[Collected data entries]
-----

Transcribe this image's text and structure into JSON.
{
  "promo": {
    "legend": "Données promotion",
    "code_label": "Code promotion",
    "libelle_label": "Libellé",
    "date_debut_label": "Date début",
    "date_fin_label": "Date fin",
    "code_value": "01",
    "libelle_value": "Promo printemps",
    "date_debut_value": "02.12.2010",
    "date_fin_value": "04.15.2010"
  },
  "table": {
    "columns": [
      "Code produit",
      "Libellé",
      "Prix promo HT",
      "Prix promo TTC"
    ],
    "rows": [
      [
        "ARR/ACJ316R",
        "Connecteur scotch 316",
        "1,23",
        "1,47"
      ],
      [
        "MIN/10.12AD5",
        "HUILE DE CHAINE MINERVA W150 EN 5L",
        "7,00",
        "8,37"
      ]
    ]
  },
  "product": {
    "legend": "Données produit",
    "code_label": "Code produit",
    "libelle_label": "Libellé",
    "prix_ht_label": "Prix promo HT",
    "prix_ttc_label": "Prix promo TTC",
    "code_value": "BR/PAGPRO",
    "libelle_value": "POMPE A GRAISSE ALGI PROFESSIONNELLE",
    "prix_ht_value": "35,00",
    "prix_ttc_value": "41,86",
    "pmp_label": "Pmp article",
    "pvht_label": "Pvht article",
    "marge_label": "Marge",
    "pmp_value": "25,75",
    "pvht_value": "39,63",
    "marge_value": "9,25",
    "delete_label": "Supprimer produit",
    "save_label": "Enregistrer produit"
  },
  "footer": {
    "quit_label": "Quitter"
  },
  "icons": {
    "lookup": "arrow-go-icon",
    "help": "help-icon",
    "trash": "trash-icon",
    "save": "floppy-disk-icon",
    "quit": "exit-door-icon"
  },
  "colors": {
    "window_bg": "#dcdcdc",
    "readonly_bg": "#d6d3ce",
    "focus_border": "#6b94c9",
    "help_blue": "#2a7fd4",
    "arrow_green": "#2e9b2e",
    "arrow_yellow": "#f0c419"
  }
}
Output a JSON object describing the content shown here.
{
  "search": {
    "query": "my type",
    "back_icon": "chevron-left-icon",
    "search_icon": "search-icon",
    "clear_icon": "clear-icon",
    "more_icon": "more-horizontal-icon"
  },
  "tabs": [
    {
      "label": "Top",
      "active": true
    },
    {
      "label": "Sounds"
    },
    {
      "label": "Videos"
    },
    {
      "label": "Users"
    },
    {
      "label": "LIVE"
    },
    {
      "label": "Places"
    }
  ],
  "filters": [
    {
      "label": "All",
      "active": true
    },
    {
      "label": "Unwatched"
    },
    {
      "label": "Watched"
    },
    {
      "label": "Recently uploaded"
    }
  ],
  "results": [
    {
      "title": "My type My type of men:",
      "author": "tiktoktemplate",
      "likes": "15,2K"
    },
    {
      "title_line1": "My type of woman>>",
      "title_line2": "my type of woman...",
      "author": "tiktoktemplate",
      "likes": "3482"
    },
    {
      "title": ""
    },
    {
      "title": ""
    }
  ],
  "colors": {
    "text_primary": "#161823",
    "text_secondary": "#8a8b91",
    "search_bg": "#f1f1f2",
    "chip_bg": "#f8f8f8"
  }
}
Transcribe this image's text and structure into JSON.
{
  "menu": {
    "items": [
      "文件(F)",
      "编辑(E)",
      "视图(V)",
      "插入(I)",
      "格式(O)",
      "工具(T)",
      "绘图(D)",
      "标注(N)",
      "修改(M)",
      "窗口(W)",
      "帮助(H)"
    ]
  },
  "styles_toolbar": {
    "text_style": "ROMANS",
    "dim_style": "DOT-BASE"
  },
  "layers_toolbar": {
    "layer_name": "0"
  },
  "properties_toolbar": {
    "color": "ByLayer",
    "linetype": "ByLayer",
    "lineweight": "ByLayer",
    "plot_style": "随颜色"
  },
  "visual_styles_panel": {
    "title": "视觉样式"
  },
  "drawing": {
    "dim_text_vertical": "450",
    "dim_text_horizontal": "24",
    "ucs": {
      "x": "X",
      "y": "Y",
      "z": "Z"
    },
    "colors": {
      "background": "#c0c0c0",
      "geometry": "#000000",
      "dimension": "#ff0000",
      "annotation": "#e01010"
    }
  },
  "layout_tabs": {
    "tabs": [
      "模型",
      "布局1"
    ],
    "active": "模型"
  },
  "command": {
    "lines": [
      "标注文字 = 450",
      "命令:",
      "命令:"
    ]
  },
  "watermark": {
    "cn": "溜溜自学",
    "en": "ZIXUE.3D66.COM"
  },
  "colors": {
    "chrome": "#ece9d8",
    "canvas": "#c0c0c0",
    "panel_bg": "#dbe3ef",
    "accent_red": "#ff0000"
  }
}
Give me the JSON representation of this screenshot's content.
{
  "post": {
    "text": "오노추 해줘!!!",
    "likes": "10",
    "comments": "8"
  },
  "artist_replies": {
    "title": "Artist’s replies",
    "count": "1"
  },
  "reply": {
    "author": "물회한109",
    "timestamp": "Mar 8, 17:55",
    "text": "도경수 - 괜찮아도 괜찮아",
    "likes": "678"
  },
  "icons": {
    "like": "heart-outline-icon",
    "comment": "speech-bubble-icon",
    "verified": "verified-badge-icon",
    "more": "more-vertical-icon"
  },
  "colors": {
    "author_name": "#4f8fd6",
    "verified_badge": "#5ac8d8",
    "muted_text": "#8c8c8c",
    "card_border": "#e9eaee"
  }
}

-----

Read through the entries and copy every line that includes "Données".

    "legend": "Données promotion",
    "legend": "Données produit",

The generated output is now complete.